Se documenta por primera vez, con la variante luddita y la acepción 'persona partidaria o integrante del ludismo', en 1891, en "Las cuestiones sociales y el ideal cristiano", de J. Caldeira do Casal Ribeiro, publicado en la Revista de España (Madrid). Como 'perteneciente o relativo al ludismo', se atestigua en 1987, en "El porvenir del obrero. Eco de la agrupación Germinal", de M. Morillas Praena, incluido en la Revista de Menorca: Ciencias, Artes y Letras (Menorca). Esta voz ha extendido su uso desde finales del siglo XIX y, al ser de uso reciente, no aparece incluido en ningún repertorio lexicográfico.

  1. ac. etim.
    s. m. y f. Persona partidaria o integrante del ludismo.
    docs. (1891-2022) 9 ejemplos:
    • 1891 Caldeira Casal Ribeiro, J. M. (Conde Casal Ribeiro) "Cuestiones sociales ideal cristiano" [01-01-1891] p. 444 Revista de España (Madrid) Esp (HD)

· · · ·

Preguntas:
A) ¿Cómo se traduce al inglés esta oración del fragmento proporcionado sobre la voz luddita: «Esta voz ha extendido su uso desde finales del siglo XIX y, al ser de uso reciente, no aparece incluido en ningún repertorio lexicográfico.»?
B) ¿Puedes prolongar el fragmento proporcionado sobre la voz luddita a partir de su última línea?
El material no tiene relación con el fragmento proporcionado sobre la voz luddita.

· · · ·

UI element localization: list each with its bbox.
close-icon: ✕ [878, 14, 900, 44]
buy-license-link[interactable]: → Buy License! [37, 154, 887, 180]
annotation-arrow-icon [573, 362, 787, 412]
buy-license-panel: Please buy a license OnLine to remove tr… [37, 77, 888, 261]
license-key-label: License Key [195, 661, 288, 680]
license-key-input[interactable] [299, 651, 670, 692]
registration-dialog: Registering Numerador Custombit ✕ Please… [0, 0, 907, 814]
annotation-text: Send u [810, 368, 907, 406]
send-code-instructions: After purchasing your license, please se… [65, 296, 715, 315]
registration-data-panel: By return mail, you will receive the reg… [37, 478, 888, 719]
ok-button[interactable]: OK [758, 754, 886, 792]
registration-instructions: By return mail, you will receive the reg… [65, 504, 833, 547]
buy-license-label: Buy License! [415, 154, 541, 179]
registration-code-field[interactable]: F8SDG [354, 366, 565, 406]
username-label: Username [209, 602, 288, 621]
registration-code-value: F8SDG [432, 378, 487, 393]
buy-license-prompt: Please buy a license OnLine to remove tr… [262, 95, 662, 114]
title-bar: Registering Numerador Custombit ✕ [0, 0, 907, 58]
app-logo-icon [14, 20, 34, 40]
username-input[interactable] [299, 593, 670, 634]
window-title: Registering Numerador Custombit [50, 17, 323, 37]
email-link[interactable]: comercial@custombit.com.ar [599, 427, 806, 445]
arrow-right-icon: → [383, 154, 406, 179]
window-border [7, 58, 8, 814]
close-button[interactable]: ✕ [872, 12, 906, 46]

· · · ·

Respuestas en orden:
A) This word has spread in use since the late nineteenth century and, being of recent use, it is not included in any lexicographic repertory.

B)
      Los patronos, casi arruinados, mal podían entrar en el camino de las concesiones. De los conciliábulos nocturnos de las desesperaciones diarias, nació la insurrección que se propagó rápidamente por los candados vecinos, atacando, robando é incendiando fábricas, extendiendo el pavor en grandes extensiones de aquel industrioso país. A los insurrectos dióse el nombre de ludditas, nombre tomado de uno de los principales jefes. A las informaciones judiciales oponiase desde luego la falta de testimonios auténticos y el tenaz sigilo guardado por los conspiradores.
    • 2022 Baños, P. Encrucijada mundial Esp (CORPES)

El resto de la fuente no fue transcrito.